** begin **
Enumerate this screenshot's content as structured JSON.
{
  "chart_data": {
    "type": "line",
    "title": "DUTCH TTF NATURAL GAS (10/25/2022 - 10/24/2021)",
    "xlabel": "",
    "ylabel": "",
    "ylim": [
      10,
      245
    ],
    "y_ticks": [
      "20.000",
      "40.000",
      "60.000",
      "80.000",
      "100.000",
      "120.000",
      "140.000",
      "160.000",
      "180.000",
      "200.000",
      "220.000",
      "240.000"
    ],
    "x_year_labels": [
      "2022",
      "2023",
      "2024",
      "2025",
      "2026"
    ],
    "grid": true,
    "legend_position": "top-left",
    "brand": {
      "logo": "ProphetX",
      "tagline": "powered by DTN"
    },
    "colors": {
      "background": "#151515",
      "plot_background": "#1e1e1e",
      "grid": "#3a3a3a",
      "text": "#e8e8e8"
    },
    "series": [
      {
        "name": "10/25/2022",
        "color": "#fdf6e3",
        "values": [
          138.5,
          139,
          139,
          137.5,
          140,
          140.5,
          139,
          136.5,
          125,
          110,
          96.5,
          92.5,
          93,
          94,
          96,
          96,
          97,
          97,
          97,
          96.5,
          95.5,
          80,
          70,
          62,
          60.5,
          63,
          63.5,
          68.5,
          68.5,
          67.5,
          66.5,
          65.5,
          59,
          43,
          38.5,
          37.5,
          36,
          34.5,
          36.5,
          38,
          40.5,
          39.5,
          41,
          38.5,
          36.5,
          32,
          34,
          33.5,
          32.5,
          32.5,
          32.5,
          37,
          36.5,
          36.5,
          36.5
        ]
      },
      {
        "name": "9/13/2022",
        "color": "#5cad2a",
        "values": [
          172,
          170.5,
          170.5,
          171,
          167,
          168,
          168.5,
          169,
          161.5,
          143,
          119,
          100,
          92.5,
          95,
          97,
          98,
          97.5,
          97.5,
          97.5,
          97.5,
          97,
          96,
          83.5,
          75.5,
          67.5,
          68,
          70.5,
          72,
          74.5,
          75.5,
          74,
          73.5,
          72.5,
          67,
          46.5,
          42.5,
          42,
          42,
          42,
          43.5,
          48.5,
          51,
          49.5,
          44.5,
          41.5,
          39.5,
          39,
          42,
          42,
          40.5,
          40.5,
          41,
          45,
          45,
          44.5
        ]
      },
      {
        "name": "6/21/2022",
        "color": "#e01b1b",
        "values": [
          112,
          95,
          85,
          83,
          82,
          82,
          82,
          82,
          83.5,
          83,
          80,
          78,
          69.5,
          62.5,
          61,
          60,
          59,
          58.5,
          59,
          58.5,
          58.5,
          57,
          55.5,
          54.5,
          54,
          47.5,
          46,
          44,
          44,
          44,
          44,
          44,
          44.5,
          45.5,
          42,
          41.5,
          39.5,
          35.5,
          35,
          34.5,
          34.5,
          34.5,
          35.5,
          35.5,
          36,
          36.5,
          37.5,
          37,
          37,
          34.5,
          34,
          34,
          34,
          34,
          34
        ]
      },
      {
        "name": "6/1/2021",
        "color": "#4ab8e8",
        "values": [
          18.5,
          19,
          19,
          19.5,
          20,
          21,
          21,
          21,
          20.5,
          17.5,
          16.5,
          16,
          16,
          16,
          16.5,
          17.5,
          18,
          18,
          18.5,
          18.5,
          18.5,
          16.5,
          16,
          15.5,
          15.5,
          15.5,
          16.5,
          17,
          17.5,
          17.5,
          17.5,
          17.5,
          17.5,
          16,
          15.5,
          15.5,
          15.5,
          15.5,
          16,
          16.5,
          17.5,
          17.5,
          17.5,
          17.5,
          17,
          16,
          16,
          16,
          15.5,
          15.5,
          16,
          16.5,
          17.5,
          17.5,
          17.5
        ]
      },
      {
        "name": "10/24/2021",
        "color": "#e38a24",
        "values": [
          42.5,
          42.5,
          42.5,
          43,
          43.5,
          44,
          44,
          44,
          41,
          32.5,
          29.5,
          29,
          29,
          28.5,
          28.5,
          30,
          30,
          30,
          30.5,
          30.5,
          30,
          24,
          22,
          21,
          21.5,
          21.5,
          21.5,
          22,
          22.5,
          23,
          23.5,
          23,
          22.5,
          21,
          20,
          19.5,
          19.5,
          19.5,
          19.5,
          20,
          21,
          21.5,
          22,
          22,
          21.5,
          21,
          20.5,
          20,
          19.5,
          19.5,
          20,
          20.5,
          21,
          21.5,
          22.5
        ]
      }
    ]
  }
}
** end **
Aim of the exercise
Work out how many lines in the records above hold the string "name", then give only that count.

Exercise result
5